- **Challenge**:
Gather each line of the records where "appropriate" appears.

- **Provided entries**:
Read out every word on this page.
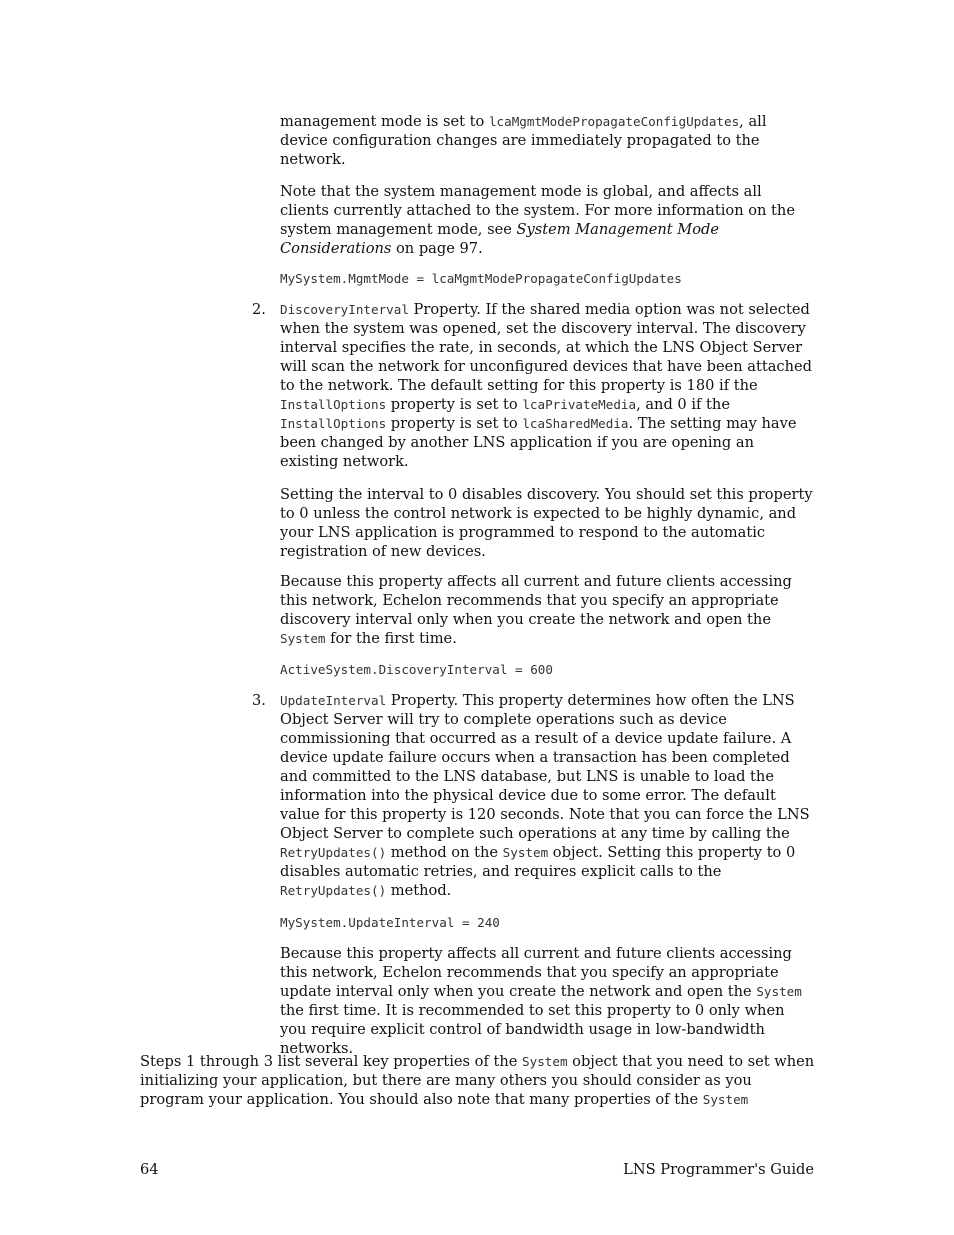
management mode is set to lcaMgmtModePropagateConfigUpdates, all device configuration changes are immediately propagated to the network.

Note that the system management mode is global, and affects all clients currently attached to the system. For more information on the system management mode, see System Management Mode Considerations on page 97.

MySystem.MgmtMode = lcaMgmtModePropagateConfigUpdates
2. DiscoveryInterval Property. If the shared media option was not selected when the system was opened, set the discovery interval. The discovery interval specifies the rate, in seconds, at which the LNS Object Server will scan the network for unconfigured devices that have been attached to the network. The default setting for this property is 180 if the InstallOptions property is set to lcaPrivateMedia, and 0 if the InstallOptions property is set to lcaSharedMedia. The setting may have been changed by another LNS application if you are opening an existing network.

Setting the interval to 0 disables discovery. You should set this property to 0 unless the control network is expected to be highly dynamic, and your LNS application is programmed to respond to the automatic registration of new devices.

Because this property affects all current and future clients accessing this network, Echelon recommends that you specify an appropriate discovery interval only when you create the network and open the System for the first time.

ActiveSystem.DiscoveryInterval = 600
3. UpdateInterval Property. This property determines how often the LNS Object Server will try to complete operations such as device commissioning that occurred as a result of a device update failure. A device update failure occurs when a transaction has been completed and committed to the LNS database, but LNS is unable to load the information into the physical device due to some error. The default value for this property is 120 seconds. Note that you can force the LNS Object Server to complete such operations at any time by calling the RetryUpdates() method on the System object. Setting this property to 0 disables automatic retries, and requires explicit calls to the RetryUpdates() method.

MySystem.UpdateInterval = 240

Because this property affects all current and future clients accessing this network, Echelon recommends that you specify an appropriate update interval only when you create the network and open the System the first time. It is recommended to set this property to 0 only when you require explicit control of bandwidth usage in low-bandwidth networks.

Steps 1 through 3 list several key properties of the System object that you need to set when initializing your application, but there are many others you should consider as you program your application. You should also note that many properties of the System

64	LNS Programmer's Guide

* * *

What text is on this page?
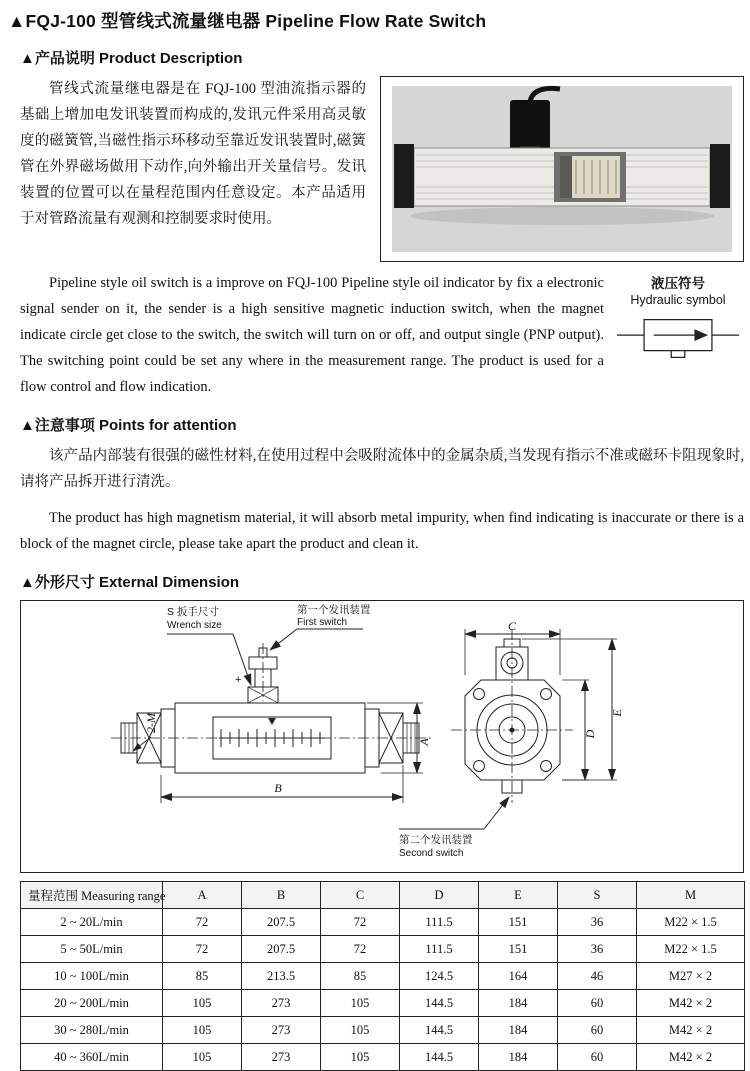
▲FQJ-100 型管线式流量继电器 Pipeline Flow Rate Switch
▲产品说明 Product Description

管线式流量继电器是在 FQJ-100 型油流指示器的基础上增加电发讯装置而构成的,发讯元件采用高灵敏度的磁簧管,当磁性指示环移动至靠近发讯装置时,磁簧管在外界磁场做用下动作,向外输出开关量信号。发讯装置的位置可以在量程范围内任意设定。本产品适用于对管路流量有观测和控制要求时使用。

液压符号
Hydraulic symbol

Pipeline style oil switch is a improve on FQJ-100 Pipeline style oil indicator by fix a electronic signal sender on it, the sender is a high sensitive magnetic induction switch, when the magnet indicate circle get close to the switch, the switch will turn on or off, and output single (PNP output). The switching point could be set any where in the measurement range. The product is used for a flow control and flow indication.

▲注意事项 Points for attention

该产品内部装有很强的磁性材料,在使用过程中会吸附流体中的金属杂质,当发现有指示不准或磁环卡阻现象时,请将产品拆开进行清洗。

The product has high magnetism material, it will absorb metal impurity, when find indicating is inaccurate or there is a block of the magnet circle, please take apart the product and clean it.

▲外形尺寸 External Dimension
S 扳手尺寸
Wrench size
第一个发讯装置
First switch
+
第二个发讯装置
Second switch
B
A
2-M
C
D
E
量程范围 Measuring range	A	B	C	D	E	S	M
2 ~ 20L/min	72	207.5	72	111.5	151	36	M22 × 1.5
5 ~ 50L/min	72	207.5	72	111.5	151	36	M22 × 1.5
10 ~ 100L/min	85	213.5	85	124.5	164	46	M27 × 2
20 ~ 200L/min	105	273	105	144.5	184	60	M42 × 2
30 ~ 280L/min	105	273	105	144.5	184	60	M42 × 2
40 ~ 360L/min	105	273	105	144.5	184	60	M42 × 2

- **Expected answer**:
Because this property affects all current and future clients accessing this network, Echelon recommends that you specify an appropriate discovery interval only when you create the network and open the System for the first time.
Because this property affects all current and future clients accessing this network, Echelon recommends that you specify an appropriate update interval only when you create the network and open the System the first time. It is recommended to set this property to 0 only when you require explicit control of bandwidth usage in low-bandwidth networks.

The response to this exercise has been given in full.